== 課題のねらい A ==
一覧の冒頭から「status-right: 52% 19:48 — [302, 7, 390, 21]」を含む行までの範囲を、「brand-logo-icon」を「site-logo-icon」に置き換えて書き直してください。ほかの部分はそのまま残してください。
+--
価格も手頃になり、女性も写真集を買うことに抵抗が無くなってきている
「スタイルブックの形式だと価格も1500円前後と手ごろだし、女性も手に取りやすい。それに今は、『an・an』(9/14号)でマギーさんの胸元を表紙にした“ふんわり美乳。”なんて特集が組まれるぐらい、女性がバストやお尻などのパーツをアピールすることに抵抗がなくなっています。女性たちにも、憧れのボディであるタレントの写真集を買いやすくなっているんですね。“同時発売”というインパクトも話題になりやすいので、宣伝・営業的にもメリットでしょう」(エンタメ誌編集者)
“新たな側面”をアピールできるタレント側、制作費が抑えられる出版社側ともにメリットが
だが1990年代初頭からのヘアヌード写真集ブームも去り、写真集が売れない“冬の時代”ともいわれる今、こうした“2冊同時発売ブーム”は、今後の写真集復活を牽引していけるのだろうか?
+--
== 課題のねらい B ==
本文抜粋で、エンタメ誌編集者はスタイルブック形式の写真集の価格をいくらぐらいだと述べていますか。
+--
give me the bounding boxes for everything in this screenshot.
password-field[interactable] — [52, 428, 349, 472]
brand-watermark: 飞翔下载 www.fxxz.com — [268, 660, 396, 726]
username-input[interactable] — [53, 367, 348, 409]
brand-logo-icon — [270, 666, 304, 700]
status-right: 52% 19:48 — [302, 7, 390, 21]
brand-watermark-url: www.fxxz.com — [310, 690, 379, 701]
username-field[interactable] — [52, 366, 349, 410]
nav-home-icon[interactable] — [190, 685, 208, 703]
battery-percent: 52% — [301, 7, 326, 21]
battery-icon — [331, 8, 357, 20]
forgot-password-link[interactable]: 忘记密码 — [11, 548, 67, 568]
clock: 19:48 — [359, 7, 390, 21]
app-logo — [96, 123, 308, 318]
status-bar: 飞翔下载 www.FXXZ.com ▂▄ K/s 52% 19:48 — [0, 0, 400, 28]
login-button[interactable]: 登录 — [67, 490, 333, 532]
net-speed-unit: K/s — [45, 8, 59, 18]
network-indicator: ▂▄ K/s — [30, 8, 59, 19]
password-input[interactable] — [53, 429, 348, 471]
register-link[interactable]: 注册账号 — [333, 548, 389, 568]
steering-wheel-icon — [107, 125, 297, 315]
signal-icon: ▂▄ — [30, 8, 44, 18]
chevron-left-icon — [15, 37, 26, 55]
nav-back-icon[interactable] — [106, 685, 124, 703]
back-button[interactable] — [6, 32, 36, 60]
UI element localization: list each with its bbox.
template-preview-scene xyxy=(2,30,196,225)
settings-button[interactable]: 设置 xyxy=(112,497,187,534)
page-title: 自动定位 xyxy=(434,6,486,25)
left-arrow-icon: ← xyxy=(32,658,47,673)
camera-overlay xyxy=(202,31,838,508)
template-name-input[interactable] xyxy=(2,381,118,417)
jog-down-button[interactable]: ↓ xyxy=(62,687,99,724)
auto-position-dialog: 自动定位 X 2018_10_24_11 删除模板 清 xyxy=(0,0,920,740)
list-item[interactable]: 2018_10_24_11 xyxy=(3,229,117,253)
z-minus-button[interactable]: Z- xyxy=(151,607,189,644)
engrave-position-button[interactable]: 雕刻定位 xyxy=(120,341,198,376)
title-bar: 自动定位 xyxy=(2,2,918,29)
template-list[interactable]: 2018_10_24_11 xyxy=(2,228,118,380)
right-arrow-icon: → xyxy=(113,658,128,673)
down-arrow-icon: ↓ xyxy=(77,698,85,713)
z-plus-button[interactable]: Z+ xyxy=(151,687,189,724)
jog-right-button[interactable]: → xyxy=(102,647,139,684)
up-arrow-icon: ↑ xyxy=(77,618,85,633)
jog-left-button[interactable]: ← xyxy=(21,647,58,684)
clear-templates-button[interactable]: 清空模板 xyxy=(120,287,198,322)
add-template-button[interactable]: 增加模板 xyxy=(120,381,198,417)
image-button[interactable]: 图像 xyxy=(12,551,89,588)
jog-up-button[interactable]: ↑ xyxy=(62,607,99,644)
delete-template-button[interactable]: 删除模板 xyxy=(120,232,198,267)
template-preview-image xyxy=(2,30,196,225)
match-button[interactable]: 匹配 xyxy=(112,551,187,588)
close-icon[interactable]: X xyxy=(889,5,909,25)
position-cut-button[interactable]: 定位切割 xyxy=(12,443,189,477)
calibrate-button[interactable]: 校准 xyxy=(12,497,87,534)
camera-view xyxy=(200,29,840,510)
+--
== 解答例 A ==
give me the bounding boxes for everything in this screenshot.
password-field[interactable] — [52, 428, 349, 472]
brand-watermark: 飞翔下载 www.fxxz.com — [268, 660, 396, 726]
username-input[interactable] — [53, 367, 348, 409]
site-logo-icon — [270, 666, 304, 700]
status-right: 52% 19:48 — [302, 7, 390, 21]

== 解答例 B ==
1500円前後です。